## begin DATA SHOWN

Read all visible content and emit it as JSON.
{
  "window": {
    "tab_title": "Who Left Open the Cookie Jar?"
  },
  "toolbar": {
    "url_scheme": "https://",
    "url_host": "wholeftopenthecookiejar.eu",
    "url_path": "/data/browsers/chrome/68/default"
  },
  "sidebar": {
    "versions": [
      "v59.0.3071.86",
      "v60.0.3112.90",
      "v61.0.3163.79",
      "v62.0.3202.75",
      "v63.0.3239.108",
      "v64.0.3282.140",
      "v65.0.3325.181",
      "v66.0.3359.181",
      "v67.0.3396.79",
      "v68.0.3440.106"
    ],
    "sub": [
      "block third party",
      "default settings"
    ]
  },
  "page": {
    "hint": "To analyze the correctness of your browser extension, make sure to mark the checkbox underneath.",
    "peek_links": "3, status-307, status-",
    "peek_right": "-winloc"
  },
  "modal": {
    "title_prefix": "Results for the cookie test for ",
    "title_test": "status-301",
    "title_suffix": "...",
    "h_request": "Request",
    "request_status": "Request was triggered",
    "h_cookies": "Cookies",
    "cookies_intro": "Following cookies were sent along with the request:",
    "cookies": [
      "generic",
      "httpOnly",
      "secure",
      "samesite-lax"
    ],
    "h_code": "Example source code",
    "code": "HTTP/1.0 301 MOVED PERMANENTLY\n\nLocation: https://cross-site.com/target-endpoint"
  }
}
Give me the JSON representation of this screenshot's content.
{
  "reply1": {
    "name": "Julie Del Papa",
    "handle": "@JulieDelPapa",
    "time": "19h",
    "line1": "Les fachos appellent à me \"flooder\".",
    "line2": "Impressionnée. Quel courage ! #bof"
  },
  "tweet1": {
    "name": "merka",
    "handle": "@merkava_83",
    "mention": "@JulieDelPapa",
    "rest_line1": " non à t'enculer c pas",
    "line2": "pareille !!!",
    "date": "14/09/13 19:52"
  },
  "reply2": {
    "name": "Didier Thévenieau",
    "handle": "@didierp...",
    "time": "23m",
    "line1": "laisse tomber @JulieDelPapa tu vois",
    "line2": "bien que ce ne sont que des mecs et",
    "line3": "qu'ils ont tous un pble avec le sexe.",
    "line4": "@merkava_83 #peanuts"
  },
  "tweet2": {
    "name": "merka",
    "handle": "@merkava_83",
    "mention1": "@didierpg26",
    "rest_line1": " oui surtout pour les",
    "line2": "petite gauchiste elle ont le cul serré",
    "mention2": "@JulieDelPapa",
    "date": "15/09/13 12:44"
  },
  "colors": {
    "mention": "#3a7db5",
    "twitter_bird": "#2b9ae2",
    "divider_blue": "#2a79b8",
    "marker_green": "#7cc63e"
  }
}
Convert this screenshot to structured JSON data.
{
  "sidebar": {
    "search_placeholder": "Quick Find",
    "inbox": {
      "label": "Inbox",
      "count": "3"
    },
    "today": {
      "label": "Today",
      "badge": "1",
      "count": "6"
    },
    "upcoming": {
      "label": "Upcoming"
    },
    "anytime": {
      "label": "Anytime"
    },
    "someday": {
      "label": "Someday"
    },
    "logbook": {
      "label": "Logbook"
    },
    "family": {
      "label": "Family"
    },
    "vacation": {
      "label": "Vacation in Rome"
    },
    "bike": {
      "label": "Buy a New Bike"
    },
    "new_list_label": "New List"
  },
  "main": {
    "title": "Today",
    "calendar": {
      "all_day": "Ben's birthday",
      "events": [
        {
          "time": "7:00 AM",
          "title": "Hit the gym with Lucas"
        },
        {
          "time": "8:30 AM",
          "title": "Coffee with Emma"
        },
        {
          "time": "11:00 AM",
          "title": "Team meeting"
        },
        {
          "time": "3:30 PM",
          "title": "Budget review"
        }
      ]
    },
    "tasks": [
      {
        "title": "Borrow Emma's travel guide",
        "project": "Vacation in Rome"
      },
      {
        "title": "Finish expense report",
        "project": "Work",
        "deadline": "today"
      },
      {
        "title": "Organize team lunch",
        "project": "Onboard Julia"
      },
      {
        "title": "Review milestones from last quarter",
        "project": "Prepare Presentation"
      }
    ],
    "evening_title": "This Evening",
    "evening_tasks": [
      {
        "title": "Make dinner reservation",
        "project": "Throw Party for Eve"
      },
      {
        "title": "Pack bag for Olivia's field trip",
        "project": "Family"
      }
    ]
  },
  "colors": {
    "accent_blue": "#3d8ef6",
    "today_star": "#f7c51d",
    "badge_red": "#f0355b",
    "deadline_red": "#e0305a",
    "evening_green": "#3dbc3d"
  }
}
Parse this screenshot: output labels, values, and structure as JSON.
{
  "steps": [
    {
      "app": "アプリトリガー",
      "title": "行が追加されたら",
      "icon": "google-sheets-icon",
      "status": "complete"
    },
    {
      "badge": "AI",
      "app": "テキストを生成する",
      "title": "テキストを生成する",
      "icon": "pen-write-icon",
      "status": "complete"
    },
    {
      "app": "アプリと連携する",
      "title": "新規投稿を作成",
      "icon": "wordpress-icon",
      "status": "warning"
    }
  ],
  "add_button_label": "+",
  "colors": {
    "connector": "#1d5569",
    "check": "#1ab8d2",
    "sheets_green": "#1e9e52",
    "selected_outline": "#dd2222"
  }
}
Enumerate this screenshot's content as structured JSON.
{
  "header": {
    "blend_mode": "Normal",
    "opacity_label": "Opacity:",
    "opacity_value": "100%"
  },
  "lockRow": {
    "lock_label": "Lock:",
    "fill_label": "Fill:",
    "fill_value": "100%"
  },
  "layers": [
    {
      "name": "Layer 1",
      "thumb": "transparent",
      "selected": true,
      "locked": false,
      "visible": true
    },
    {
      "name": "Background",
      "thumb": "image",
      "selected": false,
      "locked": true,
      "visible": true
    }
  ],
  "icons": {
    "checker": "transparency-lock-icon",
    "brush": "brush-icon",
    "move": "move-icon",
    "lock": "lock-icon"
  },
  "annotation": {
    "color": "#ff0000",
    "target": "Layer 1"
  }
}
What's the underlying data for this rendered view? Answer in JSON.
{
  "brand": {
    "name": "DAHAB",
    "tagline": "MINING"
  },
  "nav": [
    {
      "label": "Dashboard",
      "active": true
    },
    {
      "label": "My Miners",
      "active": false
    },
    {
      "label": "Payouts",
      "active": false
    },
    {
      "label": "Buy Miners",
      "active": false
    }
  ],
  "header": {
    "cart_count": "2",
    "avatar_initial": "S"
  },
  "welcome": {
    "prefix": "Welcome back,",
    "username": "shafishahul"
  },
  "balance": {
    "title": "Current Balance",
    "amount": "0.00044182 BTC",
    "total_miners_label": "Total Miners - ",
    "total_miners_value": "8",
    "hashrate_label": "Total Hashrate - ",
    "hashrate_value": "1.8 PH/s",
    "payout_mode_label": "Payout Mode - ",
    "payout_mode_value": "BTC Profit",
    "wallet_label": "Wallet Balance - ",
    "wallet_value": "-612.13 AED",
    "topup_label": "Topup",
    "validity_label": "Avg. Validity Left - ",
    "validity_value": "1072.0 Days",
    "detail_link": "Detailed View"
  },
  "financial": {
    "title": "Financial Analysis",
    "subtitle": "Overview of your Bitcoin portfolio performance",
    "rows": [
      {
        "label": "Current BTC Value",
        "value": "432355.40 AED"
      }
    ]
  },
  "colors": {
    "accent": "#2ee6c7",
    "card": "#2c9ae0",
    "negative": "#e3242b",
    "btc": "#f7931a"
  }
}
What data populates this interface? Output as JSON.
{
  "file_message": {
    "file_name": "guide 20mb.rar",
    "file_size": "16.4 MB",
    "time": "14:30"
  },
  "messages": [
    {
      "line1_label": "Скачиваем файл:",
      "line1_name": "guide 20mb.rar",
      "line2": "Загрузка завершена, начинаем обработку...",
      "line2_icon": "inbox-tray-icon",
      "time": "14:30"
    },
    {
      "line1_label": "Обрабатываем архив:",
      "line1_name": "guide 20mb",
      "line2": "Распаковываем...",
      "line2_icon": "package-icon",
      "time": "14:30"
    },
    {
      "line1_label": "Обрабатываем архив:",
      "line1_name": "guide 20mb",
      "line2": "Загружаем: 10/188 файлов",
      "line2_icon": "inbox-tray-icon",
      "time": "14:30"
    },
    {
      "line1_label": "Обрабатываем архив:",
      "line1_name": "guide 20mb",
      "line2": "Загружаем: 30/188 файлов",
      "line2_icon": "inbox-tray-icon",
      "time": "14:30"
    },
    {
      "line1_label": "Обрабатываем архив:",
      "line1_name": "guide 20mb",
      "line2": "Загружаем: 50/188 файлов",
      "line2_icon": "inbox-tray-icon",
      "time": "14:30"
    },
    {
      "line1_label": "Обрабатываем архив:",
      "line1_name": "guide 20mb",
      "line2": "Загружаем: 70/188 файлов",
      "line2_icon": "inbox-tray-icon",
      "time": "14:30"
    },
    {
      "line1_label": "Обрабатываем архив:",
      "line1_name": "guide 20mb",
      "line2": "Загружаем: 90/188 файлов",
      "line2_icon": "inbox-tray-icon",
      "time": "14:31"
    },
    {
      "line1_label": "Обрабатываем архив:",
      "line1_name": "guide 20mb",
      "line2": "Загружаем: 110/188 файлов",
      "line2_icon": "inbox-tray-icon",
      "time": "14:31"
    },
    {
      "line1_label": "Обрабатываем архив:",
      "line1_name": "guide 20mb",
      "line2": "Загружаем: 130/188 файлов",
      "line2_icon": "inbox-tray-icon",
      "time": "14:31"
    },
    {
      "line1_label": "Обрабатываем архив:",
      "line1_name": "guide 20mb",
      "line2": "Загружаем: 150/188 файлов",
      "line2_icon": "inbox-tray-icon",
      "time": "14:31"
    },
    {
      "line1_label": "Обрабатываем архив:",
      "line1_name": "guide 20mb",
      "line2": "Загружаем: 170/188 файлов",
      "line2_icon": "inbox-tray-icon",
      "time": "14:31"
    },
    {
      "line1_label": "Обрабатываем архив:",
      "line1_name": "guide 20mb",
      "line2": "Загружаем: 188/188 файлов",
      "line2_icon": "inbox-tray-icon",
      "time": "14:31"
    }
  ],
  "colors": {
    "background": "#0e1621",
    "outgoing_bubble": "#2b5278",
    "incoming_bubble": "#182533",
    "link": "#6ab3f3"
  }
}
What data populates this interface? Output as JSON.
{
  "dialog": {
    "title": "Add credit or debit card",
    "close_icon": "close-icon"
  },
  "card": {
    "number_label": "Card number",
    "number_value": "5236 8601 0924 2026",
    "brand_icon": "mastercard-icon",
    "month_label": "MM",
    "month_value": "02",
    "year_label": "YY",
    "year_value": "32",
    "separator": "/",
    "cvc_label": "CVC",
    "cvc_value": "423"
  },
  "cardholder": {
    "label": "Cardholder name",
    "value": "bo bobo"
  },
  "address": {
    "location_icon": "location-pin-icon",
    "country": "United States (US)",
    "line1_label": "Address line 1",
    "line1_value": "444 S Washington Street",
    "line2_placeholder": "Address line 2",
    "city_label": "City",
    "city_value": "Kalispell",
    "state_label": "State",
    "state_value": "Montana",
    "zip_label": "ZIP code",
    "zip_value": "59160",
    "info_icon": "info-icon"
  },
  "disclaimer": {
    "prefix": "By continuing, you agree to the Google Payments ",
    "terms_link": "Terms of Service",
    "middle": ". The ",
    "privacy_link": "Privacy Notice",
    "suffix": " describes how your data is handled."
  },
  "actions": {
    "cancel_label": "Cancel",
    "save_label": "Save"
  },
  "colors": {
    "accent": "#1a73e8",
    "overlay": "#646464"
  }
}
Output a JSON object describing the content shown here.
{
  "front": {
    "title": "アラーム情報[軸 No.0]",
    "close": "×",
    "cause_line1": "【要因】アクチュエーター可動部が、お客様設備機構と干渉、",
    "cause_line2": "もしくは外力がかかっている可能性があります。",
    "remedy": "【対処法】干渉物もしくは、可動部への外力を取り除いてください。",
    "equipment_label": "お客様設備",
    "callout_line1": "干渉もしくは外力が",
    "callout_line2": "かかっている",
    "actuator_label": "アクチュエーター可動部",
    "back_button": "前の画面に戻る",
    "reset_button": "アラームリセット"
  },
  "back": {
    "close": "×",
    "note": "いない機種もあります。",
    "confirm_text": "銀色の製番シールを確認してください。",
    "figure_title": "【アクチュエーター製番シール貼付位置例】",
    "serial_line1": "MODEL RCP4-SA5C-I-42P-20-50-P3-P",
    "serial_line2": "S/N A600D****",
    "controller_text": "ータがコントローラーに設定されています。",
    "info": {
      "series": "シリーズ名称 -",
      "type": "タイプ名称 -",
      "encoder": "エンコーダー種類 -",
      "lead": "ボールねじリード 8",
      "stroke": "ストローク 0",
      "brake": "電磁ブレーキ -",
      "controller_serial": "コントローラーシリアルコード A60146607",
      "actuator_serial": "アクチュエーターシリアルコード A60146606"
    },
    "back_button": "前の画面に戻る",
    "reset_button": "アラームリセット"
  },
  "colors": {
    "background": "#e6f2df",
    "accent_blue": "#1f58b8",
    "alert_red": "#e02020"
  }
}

## end DATA SHOWN

## WRITTEN REQUEST
Locate each line with the word "файлов" and copy it.

## FULL ANSWER
      "line2": "Загружаем: 10/188 файлов",
      "line2": "Загружаем: 30/188 файлов",
      "line2": "Загружаем: 50/188 файлов",
      "line2": "Загружаем: 70/188 файлов",
      "line2": "Загружаем: 90/188 файлов",
      "line2": "Загружаем: 110/188 файлов",
      "line2": "Загружаем: 130/188 файлов",
      "line2": "Загружаем: 150/188 файлов",
      "line2": "Загружаем: 170/188 файлов",
      "line2": "Загружаем: 188/188 файлов",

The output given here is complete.